◆ Given request
Copy every line from the records below that holds the word "стороны".

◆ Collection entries
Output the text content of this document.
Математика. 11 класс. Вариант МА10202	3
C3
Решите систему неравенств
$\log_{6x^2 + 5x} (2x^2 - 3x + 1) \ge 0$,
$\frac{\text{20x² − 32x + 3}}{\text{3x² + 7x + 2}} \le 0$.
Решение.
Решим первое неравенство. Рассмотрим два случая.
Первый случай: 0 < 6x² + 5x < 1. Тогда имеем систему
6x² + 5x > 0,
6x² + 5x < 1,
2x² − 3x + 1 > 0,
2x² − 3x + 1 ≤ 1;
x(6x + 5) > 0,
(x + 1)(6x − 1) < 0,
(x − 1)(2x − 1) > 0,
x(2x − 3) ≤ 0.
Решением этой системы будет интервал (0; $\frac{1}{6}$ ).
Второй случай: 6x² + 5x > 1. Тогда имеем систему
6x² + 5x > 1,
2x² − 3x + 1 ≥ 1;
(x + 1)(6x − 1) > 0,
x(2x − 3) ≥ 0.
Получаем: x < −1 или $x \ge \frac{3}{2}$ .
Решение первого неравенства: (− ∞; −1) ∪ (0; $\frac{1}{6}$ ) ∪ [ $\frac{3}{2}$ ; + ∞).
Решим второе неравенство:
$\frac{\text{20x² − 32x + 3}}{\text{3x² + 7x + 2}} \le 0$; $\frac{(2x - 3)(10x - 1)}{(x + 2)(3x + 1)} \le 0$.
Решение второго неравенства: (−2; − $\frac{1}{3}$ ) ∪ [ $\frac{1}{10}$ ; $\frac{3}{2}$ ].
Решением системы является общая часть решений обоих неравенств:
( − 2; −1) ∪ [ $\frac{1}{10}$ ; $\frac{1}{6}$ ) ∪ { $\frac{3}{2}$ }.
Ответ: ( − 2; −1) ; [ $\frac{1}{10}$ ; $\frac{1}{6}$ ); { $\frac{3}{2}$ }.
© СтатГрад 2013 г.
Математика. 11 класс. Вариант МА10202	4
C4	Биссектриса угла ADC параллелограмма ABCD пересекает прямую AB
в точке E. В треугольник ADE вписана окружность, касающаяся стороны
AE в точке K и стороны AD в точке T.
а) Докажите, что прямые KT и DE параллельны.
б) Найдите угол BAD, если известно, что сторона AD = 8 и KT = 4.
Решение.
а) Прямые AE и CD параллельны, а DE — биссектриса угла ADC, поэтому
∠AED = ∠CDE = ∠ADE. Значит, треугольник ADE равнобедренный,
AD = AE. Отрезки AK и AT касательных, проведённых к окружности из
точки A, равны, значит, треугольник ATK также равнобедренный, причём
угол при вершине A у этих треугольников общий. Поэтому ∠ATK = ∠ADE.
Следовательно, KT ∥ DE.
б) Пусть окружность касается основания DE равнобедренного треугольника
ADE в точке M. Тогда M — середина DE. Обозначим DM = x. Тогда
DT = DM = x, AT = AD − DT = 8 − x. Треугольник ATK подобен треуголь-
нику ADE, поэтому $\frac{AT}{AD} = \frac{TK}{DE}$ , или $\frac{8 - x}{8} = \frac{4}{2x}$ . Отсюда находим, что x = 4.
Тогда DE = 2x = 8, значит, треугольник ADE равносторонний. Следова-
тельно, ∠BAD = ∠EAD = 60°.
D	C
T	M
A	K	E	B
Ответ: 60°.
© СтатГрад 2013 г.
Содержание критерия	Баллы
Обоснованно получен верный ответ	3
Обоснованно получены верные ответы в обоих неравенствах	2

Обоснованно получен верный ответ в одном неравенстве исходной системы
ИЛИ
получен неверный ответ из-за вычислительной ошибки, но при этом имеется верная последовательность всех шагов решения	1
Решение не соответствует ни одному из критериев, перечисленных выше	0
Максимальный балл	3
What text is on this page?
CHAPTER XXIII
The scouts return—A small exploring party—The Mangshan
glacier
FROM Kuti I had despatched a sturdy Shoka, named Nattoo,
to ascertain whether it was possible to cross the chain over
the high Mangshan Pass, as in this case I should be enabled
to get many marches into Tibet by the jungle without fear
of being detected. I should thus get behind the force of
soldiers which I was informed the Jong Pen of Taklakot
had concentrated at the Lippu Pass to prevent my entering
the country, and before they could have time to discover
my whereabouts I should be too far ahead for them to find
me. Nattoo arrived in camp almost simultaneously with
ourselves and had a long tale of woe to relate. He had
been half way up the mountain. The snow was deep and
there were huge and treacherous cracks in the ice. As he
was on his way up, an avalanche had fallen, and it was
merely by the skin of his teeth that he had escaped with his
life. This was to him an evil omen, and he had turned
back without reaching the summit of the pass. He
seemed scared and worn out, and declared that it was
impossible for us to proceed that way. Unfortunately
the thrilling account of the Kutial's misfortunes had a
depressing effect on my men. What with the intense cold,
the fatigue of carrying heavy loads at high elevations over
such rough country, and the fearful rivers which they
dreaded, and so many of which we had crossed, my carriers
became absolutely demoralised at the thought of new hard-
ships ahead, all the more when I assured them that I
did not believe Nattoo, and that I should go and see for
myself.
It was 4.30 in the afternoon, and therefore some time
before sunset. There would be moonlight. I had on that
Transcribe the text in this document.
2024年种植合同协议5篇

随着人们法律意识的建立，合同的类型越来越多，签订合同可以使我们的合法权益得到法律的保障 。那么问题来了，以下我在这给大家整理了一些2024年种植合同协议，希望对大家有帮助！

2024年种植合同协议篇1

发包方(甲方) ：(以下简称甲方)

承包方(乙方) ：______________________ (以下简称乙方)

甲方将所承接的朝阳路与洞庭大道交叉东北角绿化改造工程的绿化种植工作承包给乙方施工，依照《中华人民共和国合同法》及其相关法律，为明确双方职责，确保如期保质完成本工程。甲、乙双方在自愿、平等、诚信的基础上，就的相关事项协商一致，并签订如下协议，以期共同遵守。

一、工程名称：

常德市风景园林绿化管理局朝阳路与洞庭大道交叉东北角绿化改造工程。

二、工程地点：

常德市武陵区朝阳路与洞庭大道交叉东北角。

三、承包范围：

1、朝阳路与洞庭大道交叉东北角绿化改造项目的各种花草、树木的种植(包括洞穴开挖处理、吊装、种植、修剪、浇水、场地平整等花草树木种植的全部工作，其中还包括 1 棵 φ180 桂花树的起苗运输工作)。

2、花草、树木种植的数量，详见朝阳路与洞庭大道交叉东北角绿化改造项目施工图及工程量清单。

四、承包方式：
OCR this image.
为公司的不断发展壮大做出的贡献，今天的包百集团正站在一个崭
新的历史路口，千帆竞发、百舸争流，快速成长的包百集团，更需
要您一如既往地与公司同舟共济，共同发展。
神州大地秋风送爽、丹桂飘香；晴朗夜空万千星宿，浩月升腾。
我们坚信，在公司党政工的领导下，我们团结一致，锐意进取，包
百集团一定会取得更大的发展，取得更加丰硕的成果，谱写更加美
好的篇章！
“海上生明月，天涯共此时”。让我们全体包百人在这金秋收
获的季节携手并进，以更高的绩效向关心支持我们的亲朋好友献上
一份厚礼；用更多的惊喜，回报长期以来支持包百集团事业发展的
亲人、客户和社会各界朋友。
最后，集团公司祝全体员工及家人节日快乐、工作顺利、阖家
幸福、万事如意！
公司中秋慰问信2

◆ Correct result
в точке E. В треугольник ADE вписана окружность, касающаяся стороны
AE в точке K и стороны AD в точке T.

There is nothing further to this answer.